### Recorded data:
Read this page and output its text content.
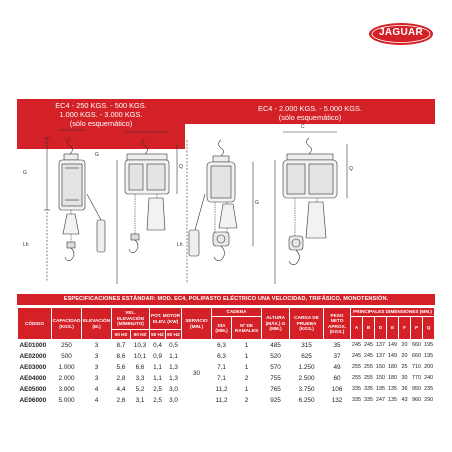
JAGUAR
EC4 - 250 KGS. - 500 KGS.
1.000 KGS. - 3.000 KGS.
(sólo esquemático)
EC4 - 2.000 KGS. - 5.000 KGS.
(sólo esquemático)
G
Lh
G
Q
Lh
G
Q
C
ESPECIFICACIONES ESTÁNDAR: MOD. EC4, POLIPASTO ELÉCTRICO UNA VELOCIDAD, TRIFÁSICO, MONOTENSIÓN.
CÓDIGO	CAPACIDAD (KGS.)	ELEVACIÓN (M.)	VEL. ELEVACIÓN (M/MINUTO)		POT. MOTOR ELEV. (KW)		SERVICIO (MIN.)	CADENA		ALTURA (MÁX.) G (MM.)	CARGA DE PRUEBA (KGS.)	PESO NETO APROX. (KGS.)	PRINCIPALES DIMENSIONES (MM.)						
								DÍA (MM.)	Nº DE RAMALES				A	B	D	E	F	P	Q
			50 HZ	60 HZ	50 HZ	60 HZ													
AE01000	250	3	8,7	10,3	0,4	0,5	30	6,3	1	485	315	35	245	245	137	149	20	660	195
AE02000	500	3	8,6	10,1	0,9	1,1		6,3	1	520	625	37	245	245	137	149	20	660	195
AE03000	1.000	3	5,6	6,6	1,1	1,3		7,1	1	570	1.250	49	255	255	150	180	25	710	200
AE04000	2.000	3	2,8	3,3	1,1	1,3		7,1	2	755	2.500	60	255	255	150	180	30	770	240
AE05000	3.000	4	4,4	5,2	2,5	3,0		11,2	1	765	3.750	106	335	335	195	135	36	950	235
AE06000	5.000	4	2,6	3,1	2,5	3,0		11,2	2	925	6.250	132	335	335	247	135	43	960	290
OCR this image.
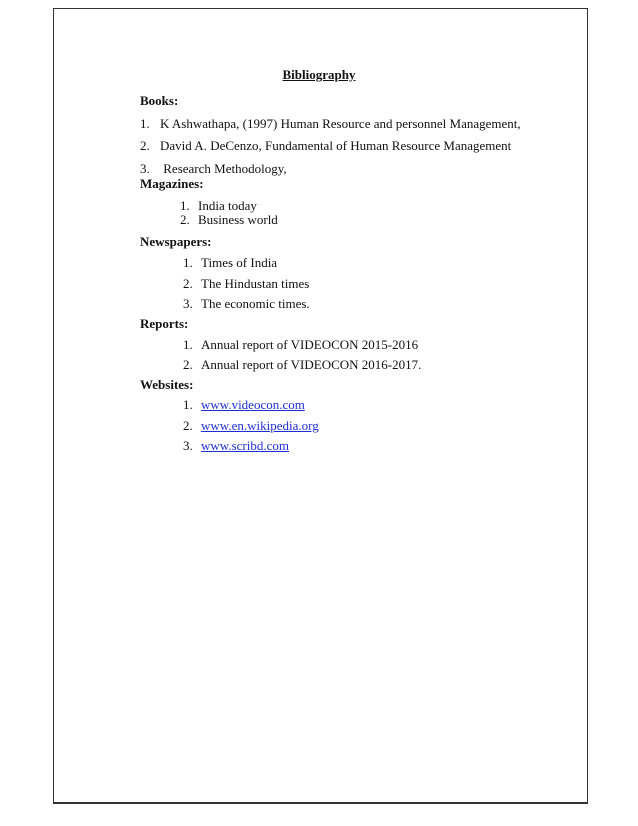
Bibliography
Books:
1. K Ashwathapa, (1997) Human Resource and personnel Management,
2. David A. DeCenzo, Fundamental of Human Resource Management
3. Research Methodology,
Magazines:
1. India today
2. Business world
Newspapers:
1. Times of India
2. The Hindustan times
3. The economic times.
Reports:
1. Annual report of VIDEOCON 2015-2016
2. Annual report of VIDEOCON 2016-2017.
Websites:
1. www.videocon.com
2. www.en.wikipedia.org
3. www.scribd.com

### Exercise goal:
Make an exact copy of the records above, with the pictures left out.

### Answer:
Read this page and output its text content.
JAGUAR
EC4 - 250 KGS. - 500 KGS.
1.000 KGS. - 3.000 KGS.
(sólo esquemático)
EC4 - 2.000 KGS. - 5.000 KGS.
(sólo esquemático)
G
Lh
G
Q
Lh
G
Q
C
ESPECIFICACIONES ESTÁNDAR: MOD. EC4, POLIPASTO ELÉCTRICO UNA VELOCIDAD, TRIFÁSICO, MONOTENSIÓN.
CÓDIGO	CAPACIDAD (KGS.)	ELEVACIÓN (M.)	VEL. ELEVACIÓN (M/MINUTO)		POT. MOTOR ELEV. (KW)		SERVICIO (MIN.)	CADENA		ALTURA (MÁX.) G (MM.)	CARGA DE PRUEBA (KGS.)	PESO NETO APROX. (KGS.)	PRINCIPALES DIMENSIONES (MM.)						
								DÍA (MM.)	Nº DE RAMALES				A	B	D	E	F	P	Q
			50 HZ	60 HZ	50 HZ	60 HZ													
AE01000	250	3	8,7	10,3	0,4	0,5	30	6,3	1	485	315	35	245	245	137	149	20	660	195
AE02000	500	3	8,6	10,1	0,9	1,1		6,3	1	520	625	37	245	245	137	149	20	660	195
AE03000	1.000	3	5,6	6,6	1,1	1,3		7,1	1	570	1.250	49	255	255	150	180	25	710	200
AE04000	2.000	3	2,8	3,3	1,1	1,3		7,1	2	755	2.500	60	255	255	150	180	30	770	240
AE05000	3.000	4	4,4	5,2	2,5	3,0		11,2	1	765	3.750	106	335	335	195	135	36	950	235
AE06000	5.000	4	2,6	3,1	2,5	3,0		11,2	2	925	6.250	132	335	335	247	135	43	960	290
OCR this image.
Bibliography
Books:
1. K Ashwathapa, (1997) Human Resource and personnel Management,
2. David A. DeCenzo, Fundamental of Human Resource Management
3. Research Methodology,
Magazines:
1. India today
2. Business world
Newspapers:
1. Times of India
2. The Hindustan times
3. The economic times.
Reports:
1. Annual report of VIDEOCON 2015-2016
2. Annual report of VIDEOCON 2016-2017.
Websites:
1. www.videocon.com
2. www.en.wikipedia.org
3. www.scribd.com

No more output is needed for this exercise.